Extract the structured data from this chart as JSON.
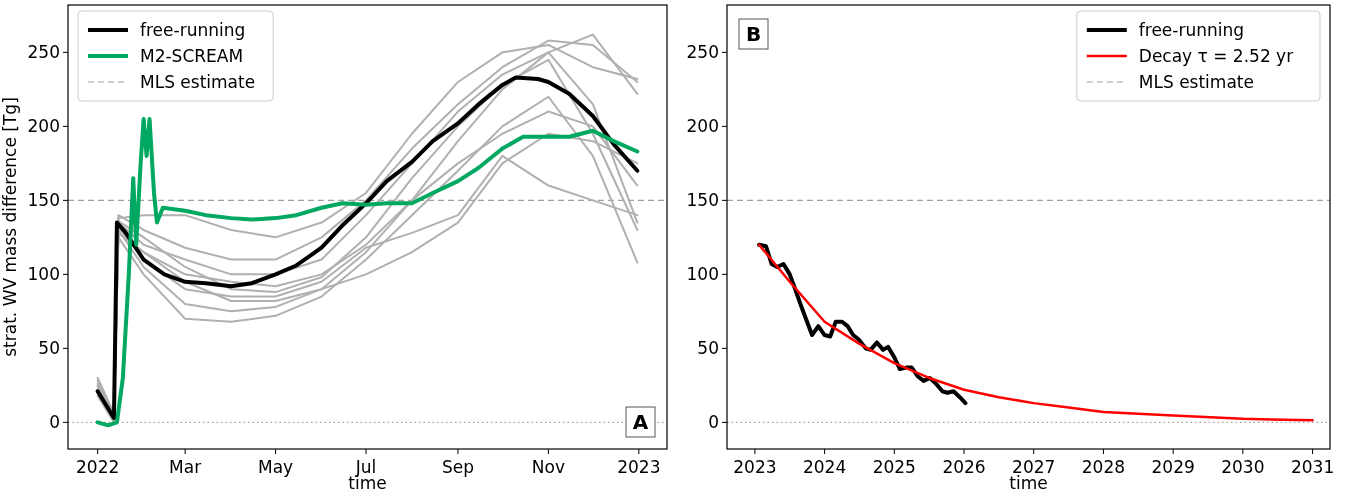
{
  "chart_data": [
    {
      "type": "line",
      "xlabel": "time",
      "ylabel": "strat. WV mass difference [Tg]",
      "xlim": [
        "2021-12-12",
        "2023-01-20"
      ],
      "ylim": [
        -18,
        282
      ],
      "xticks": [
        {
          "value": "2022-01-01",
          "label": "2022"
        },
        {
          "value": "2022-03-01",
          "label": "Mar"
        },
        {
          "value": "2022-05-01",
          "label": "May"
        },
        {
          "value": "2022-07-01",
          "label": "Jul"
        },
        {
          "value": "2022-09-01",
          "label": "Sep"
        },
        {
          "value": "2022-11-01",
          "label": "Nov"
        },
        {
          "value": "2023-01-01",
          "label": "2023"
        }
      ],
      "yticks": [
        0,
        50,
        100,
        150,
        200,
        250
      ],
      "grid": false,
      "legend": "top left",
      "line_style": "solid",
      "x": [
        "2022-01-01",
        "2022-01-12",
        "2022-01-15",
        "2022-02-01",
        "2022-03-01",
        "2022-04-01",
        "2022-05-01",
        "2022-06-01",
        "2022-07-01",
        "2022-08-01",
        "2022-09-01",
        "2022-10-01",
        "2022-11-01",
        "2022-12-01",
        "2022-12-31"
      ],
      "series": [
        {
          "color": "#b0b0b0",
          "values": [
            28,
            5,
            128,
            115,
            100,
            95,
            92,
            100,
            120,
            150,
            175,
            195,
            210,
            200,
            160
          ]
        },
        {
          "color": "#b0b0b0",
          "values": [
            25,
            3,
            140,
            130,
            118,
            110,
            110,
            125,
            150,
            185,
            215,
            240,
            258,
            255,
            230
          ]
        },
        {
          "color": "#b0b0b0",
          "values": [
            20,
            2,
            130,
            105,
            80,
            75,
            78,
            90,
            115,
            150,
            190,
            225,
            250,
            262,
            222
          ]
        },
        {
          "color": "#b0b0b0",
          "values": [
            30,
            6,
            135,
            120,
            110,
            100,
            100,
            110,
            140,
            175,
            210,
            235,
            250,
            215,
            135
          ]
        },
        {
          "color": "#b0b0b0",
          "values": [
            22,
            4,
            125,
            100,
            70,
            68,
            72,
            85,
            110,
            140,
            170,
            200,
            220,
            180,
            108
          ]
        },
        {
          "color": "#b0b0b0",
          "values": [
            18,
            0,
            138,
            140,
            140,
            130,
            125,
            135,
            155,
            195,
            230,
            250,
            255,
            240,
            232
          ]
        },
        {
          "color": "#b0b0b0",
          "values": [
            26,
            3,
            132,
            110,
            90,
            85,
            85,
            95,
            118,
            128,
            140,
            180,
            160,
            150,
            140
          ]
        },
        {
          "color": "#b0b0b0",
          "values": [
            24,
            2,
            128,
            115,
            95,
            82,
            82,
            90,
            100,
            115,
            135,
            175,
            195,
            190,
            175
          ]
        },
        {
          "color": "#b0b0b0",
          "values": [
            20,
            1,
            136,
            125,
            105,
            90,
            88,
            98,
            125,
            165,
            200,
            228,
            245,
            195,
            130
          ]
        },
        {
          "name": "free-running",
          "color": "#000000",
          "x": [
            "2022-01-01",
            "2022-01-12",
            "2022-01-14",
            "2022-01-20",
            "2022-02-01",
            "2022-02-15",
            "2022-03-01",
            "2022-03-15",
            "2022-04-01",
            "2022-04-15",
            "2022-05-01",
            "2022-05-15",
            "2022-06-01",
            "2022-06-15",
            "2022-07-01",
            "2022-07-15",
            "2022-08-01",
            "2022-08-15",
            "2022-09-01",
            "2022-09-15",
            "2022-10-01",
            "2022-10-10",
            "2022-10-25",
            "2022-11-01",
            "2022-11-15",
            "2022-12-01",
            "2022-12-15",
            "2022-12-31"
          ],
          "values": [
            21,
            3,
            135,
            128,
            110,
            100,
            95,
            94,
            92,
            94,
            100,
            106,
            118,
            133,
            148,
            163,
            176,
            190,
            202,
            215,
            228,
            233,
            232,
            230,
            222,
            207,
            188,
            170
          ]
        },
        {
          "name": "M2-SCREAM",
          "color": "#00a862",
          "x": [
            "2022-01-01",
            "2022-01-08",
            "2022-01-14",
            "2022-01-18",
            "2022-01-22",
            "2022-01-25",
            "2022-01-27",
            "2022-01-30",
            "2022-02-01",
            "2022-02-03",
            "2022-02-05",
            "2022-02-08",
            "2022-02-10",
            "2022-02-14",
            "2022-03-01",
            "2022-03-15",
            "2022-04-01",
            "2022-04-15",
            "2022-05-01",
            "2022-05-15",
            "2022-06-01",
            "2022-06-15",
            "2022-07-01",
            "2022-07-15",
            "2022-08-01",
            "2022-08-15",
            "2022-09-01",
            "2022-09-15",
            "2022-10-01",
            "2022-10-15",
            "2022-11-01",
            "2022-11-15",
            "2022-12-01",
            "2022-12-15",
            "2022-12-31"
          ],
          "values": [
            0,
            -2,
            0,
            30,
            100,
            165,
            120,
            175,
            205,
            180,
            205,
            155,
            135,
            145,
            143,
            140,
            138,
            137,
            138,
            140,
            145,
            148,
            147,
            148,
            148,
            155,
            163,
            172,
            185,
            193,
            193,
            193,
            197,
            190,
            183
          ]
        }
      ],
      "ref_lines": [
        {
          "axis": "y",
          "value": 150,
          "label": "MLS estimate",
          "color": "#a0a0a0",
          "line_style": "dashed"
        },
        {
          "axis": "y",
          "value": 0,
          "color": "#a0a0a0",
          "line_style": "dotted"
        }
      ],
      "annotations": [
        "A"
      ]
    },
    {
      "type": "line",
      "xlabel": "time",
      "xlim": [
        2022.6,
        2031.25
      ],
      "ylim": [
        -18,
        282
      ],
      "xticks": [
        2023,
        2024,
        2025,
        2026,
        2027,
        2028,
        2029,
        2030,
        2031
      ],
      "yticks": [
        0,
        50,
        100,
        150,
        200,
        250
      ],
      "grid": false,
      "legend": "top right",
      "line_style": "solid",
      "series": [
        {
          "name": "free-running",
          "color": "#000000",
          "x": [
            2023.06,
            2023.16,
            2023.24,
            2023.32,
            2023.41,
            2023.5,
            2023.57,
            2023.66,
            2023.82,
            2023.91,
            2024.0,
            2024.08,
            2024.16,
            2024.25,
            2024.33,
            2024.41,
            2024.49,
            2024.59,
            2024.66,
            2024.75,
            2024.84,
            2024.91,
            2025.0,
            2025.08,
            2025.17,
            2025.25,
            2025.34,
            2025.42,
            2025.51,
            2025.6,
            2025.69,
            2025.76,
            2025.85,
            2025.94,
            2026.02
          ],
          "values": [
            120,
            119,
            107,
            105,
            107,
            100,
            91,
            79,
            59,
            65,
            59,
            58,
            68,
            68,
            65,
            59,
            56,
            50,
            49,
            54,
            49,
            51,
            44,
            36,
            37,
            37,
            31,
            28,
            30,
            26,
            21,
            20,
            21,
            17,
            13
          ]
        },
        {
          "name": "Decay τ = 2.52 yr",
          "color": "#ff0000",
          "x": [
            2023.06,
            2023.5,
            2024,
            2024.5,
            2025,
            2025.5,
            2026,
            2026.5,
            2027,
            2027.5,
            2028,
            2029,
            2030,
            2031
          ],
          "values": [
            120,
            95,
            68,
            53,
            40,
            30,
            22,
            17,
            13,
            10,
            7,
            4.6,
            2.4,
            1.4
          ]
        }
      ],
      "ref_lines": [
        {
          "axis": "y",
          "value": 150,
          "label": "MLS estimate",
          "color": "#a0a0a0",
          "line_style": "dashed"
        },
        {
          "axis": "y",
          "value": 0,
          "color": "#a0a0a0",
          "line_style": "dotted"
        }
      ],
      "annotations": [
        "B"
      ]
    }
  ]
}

========================

WHAT THIS TASK INVOLVES: Write every entry out again exactly, dropping the pictures.

RESULT BELOW:
Extract the structured data from this chart as JSON.
{
  "chart_data": [
    {
      "type": "line",
      "xlabel": "time",
      "ylabel": "strat. WV mass difference [Tg]",
      "xlim": [
        "2021-12-12",
        "2023-01-20"
      ],
      "ylim": [
        -18,
        282
      ],
      "xticks": [
        {
          "value": "2022-01-01",
          "label": "2022"
        },
        {
          "value": "2022-03-01",
          "label": "Mar"
        },
        {
          "value": "2022-05-01",
          "label": "May"
        },
        {
          "value": "2022-07-01",
          "label": "Jul"
        },
        {
          "value": "2022-09-01",
          "label": "Sep"
        },
        {
          "value": "2022-11-01",
          "label": "Nov"
        },
        {
          "value": "2023-01-01",
          "label": "2023"
        }
      ],
      "yticks": [
        0,
        50,
        100,
        150,
        200,
        250
      ],
      "grid": false,
      "legend": "top left",
      "line_style": "solid",
      "x": [
        "2022-01-01",
        "2022-01-12",
        "2022-01-15",
        "2022-02-01",
        "2022-03-01",
        "2022-04-01",
        "2022-05-01",
        "2022-06-01",
        "2022-07-01",
        "2022-08-01",
        "2022-09-01",
        "2022-10-01",
        "2022-11-01",
        "2022-12-01",
        "2022-12-31"
      ],
      "series": [
        {
          "color": "#b0b0b0",
          "values": [
            28,
            5,
            128,
            115,
            100,
            95,
            92,
            100,
            120,
            150,
            175,
            195,
            210,
            200,
            160
          ]
        },
        {
          "color": "#b0b0b0",
          "values": [
            25,
            3,
            140,
            130,
            118,
            110,
            110,
            125,
            150,
            185,
            215,
            240,
            258,
            255,
            230
          ]
        },
        {
          "color": "#b0b0b0",
          "values": [
            20,
            2,
            130,
            105,
            80,
            75,
            78,
            90,
            115,
            150,
            190,
            225,
            250,
            262,
            222
          ]
        },
        {
          "color": "#b0b0b0",
          "values": [
            30,
            6,
            135,
            120,
            110,
            100,
            100,
            110,
            140,
            175,
            210,
            235,
            250,
            215,
            135
          ]
        },
        {
          "color": "#b0b0b0",
          "values": [
            22,
            4,
            125,
            100,
            70,
            68,
            72,
            85,
            110,
            140,
            170,
            200,
            220,
            180,
            108
          ]
        },
        {
          "color": "#b0b0b0",
          "values": [
            18,
            0,
            138,
            140,
            140,
            130,
            125,
            135,
            155,
            195,
            230,
            250,
            255,
            240,
            232
          ]
        },
        {
          "color": "#b0b0b0",
          "values": [
            26,
            3,
            132,
            110,
            90,
            85,
            85,
            95,
            118,
            128,
            140,
            180,
            160,
            150,
            140
          ]
        },
        {
          "color": "#b0b0b0",
          "values": [
            24,
            2,
            128,
            115,
            95,
            82,
            82,
            90,
            100,
            115,
            135,
            175,
            195,
            190,
            175
          ]
        },
        {
          "color": "#b0b0b0",
          "values": [
            20,
            1,
            136,
            125,
            105,
            90,
            88,
            98,
            125,
            165,
            200,
            228,
            245,
            195,
            130
          ]
        },
        {
          "name": "free-running",
          "color": "#000000",
          "x": [
            "2022-01-01",
            "2022-01-12",
            "2022-01-14",
            "2022-01-20",
            "2022-02-01",
            "2022-02-15",
            "2022-03-01",
            "2022-03-15",
            "2022-04-01",
            "2022-04-15",
            "2022-05-01",
            "2022-05-15",
            "2022-06-01",
            "2022-06-15",
            "2022-07-01",
            "2022-07-15",
            "2022-08-01",
            "2022-08-15",
            "2022-09-01",
            "2022-09-15",
            "2022-10-01",
            "2022-10-10",
            "2022-10-25",
            "2022-11-01",
            "2022-11-15",
            "2022-12-01",
            "2022-12-15",
            "2022-12-31"
          ],
          "values": [
            21,
            3,
            135,
            128,
            110,
            100,
            95,
            94,
            92,
            94,
            100,
            106,
            118,
            133,
            148,
            163,
            176,
            190,
            202,
            215,
            228,
            233,
            232,
            230,
            222,
            207,
            188,
            170
          ]
        },
        {
          "name": "M2-SCREAM",
          "color": "#00a862",
          "x": [
            "2022-01-01",
            "2022-01-08",
            "2022-01-14",
            "2022-01-18",
            "2022-01-22",
            "2022-01-25",
            "2022-01-27",
            "2022-01-30",
            "2022-02-01",
            "2022-02-03",
            "2022-02-05",
            "2022-02-08",
            "2022-02-10",
            "2022-02-14",
            "2022-03-01",
            "2022-03-15",
            "2022-04-01",
            "2022-04-15",
            "2022-05-01",
            "2022-05-15",
            "2022-06-01",
            "2022-06-15",
            "2022-07-01",
            "2022-07-15",
            "2022-08-01",
            "2022-08-15",
            "2022-09-01",
            "2022-09-15",
            "2022-10-01",
            "2022-10-15",
            "2022-11-01",
            "2022-11-15",
            "2022-12-01",
            "2022-12-15",
            "2022-12-31"
          ],
          "values": [
            0,
            -2,
            0,
            30,
            100,
            165,
            120,
            175,
            205,
            180,
            205,
            155,
            135,
            145,
            143,
            140,
            138,
            137,
            138,
            140,
            145,
            148,
            147,
            148,
            148,
            155,
            163,
            172,
            185,
            193,
            193,
            193,
            197,
            190,
            183
          ]
        }
      ],
      "ref_lines": [
        {
          "axis": "y",
          "value": 150,
          "label": "MLS estimate",
          "color": "#a0a0a0",
          "line_style": "dashed"
        },
        {
          "axis": "y",
          "value": 0,
          "color": "#a0a0a0",
          "line_style": "dotted"
        }
      ],
      "annotations": [
        "A"
      ]
    },
    {
      "type": "line",
      "xlabel": "time",
      "xlim": [
        2022.6,
        2031.25
      ],
      "ylim": [
        -18,
        282
      ],
      "xticks": [
        2023,
        2024,
        2025,
        2026,
        2027,
        2028,
        2029,
        2030,
        2031
      ],
      "yticks": [
        0,
        50,
        100,
        150,
        200,
        250
      ],
      "grid": false,
      "legend": "top right",
      "line_style": "solid",
      "series": [
        {
          "name": "free-running",
          "color": "#000000",
          "x": [
            2023.06,
            2023.16,
            2023.24,
            2023.32,
            2023.41,
            2023.5,
            2023.57,
            2023.66,
            2023.82,
            2023.91,
            2024.0,
            2024.08,
            2024.16,
            2024.25,
            2024.33,
            2024.41,
            2024.49,
            2024.59,
            2024.66,
            2024.75,
            2024.84,
            2024.91,
            2025.0,
            2025.08,
            2025.17,
            2025.25,
            2025.34,
            2025.42,
            2025.51,
            2025.6,
            2025.69,
            2025.76,
            2025.85,
            2025.94,
            2026.02
          ],
          "values": [
            120,
            119,
            107,
            105,
            107,
            100,
            91,
            79,
            59,
            65,
            59,
            58,
            68,
            68,
            65,
            59,
            56,
            50,
            49,
            54,
            49,
            51,
            44,
            36,
            37,
            37,
            31,
            28,
            30,
            26,
            21,
            20,
            21,
            17,
            13
          ]
        },
        {
          "name": "Decay τ = 2.52 yr",
          "color": "#ff0000",
          "x": [
            2023.06,
            2023.5,
            2024,
            2024.5,
            2025,
            2025.5,
            2026,
            2026.5,
            2027,
            2027.5,
            2028,
            2029,
            2030,
            2031
          ],
          "values": [
            120,
            95,
            68,
            53,
            40,
            30,
            22,
            17,
            13,
            10,
            7,
            4.6,
            2.4,
            1.4
          ]
        }
      ],
      "ref_lines": [
        {
          "axis": "y",
          "value": 150,
          "label": "MLS estimate",
          "color": "#a0a0a0",
          "line_style": "dashed"
        },
        {
          "axis": "y",
          "value": 0,
          "color": "#a0a0a0",
          "line_style": "dotted"
        }
      ],
      "annotations": [
        "B"
      ]
    }
  ]
}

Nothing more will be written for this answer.